>> BEGIN RECORDS FOR PROCESSING
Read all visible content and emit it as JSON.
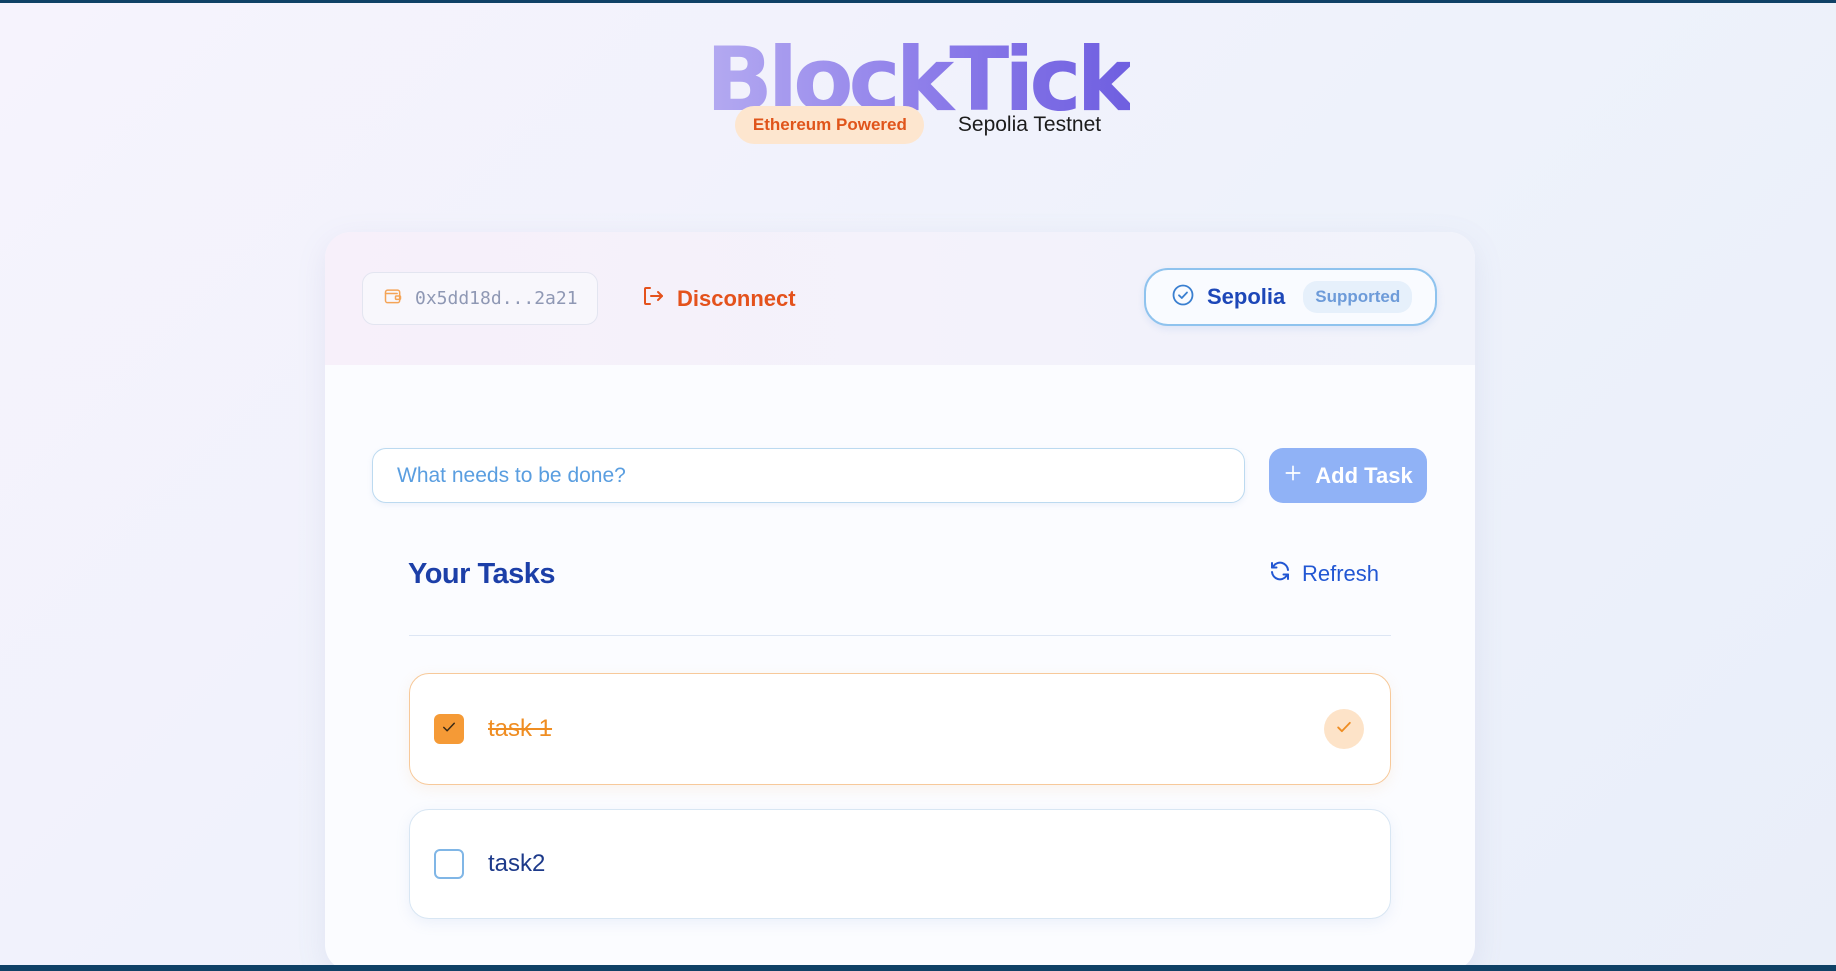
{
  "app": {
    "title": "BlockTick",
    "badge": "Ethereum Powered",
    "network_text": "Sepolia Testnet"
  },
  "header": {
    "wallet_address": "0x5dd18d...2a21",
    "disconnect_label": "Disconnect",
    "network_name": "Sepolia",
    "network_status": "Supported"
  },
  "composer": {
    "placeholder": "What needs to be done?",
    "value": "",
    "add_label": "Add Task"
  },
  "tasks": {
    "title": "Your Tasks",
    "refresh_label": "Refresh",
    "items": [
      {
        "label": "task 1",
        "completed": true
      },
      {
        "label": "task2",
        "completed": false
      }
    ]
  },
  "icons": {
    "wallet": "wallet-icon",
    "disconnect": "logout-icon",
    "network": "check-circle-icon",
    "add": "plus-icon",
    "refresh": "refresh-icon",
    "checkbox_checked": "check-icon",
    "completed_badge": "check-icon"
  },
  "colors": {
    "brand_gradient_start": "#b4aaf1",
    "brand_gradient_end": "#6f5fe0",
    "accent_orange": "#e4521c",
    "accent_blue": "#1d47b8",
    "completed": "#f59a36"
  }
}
>> END RECORDS FOR PROCESSING
(WHAT THE TASK ASKS): Copy every line of the data exactly as written, excluding the pictures.

(ANSWER TO THIS EXERCISE):
Read all visible content and emit it as JSON.
{
  "app": {
    "title": "BlockTick",
    "badge": "Ethereum Powered",
    "network_text": "Sepolia Testnet"
  },
  "header": {
    "wallet_address": "0x5dd18d...2a21",
    "disconnect_label": "Disconnect",
    "network_name": "Sepolia",
    "network_status": "Supported"
  },
  "composer": {
    "placeholder": "What needs to be done?",
    "value": "",
    "add_label": "Add Task"
  },
  "tasks": {
    "title": "Your Tasks",
    "refresh_label": "Refresh",
    "items": [
      {
        "label": "task 1",
        "completed": true
      },
      {
        "label": "task2",
        "completed": false
      }
    ]
  },
  "icons": {
    "wallet": "wallet-icon",
    "disconnect": "logout-icon",
    "network": "check-circle-icon",
    "add": "plus-icon",
    "refresh": "refresh-icon",
    "checkbox_checked": "check-icon",
    "completed_badge": "check-icon"
  },
  "colors": {
    "brand_gradient_start": "#b4aaf1",
    "brand_gradient_end": "#6f5fe0",
    "accent_orange": "#e4521c",
    "accent_blue": "#1d47b8",
    "completed": "#f59a36"
  }
}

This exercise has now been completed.